Written request
Repeat the lines below exactly as they appear, but leave out the images.

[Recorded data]
──────
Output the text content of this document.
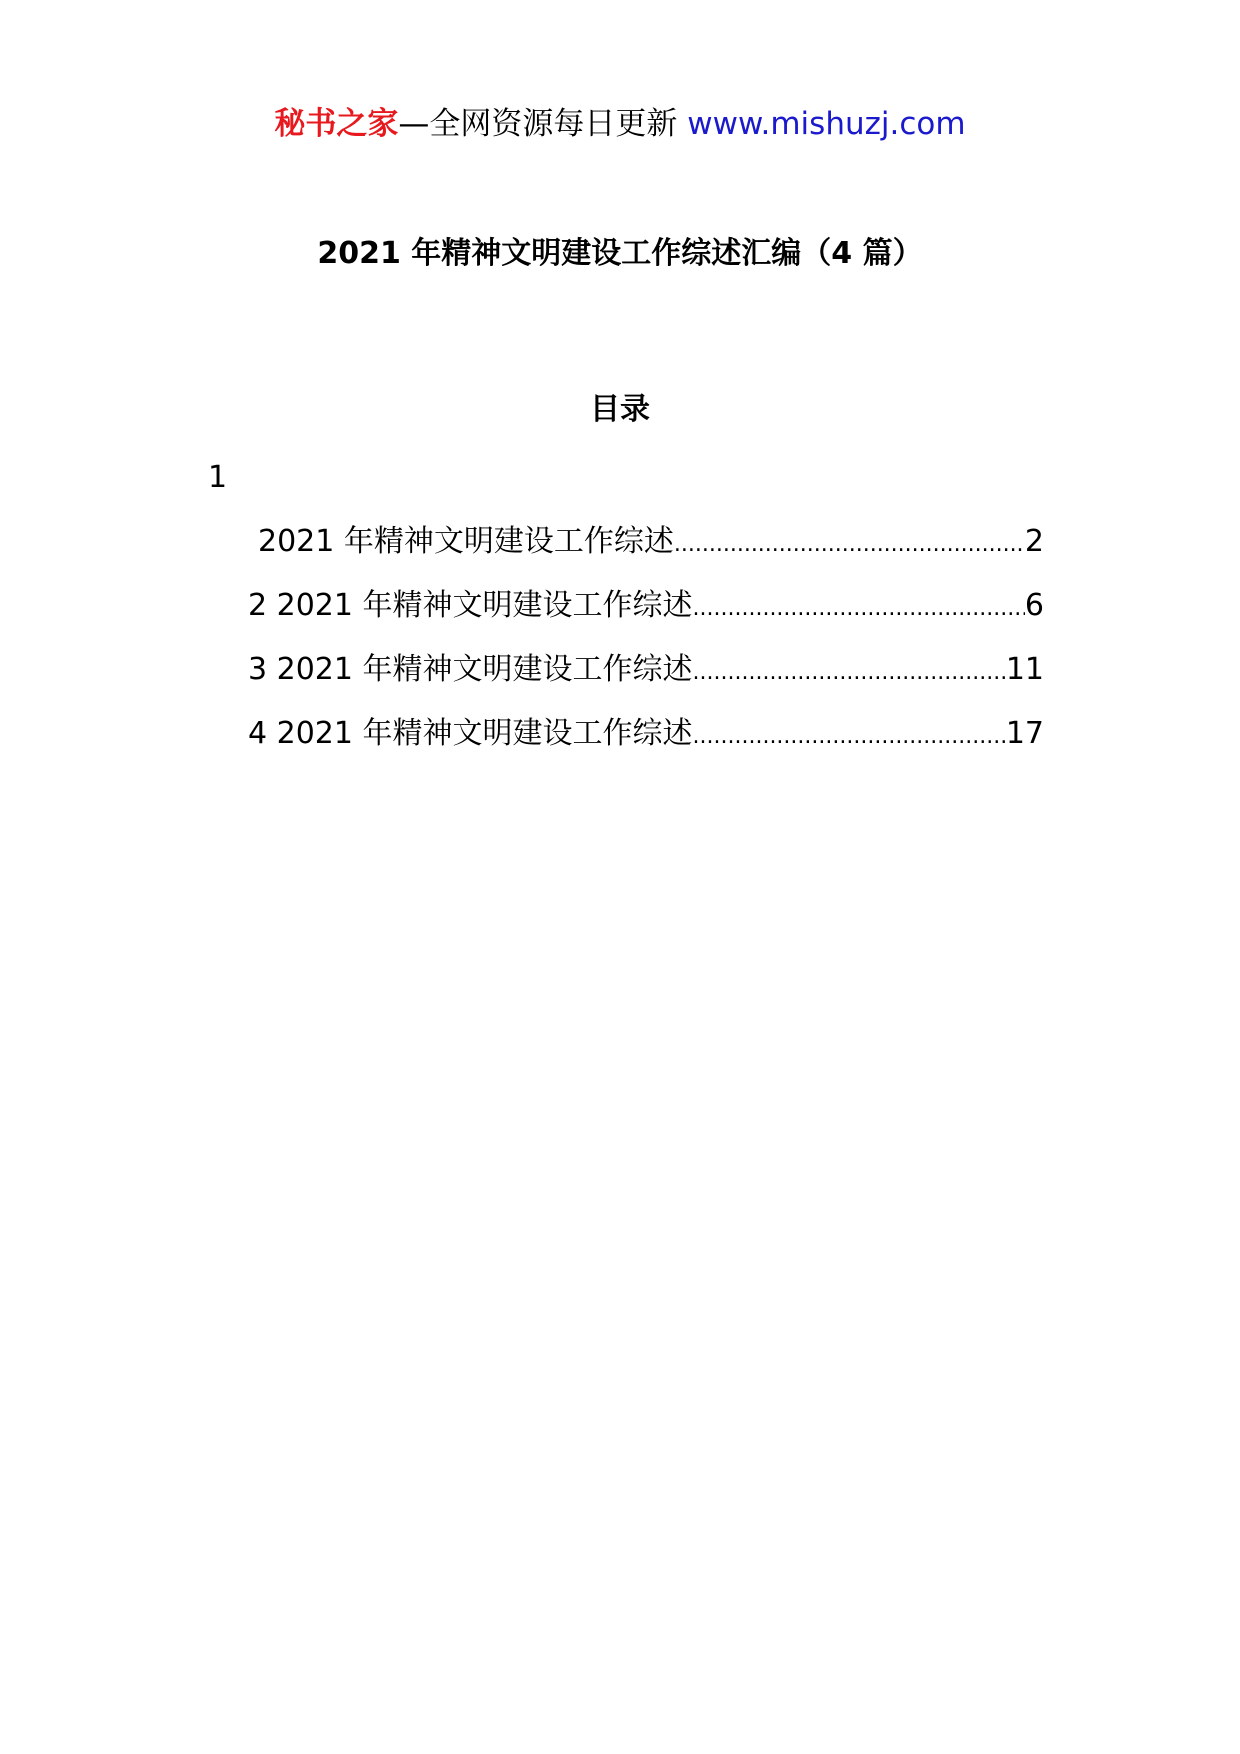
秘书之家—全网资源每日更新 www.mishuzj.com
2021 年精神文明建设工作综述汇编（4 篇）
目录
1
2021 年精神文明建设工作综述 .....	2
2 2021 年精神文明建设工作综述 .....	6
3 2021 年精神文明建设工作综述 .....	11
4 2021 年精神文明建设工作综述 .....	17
──────
Response for this exercise
Output the text content of this document.
秘书之家—全网资源每日更新 www.mishuzj.com
2021 年精神文明建设工作综述汇编（4 篇）
目录
1
2021 年精神文明建设工作综述 .....	2
2 2021 年精神文明建设工作综述 .....	6
3 2021 年精神文明建设工作综述 .....	11
4 2021 年精神文明建设工作综述 .....	17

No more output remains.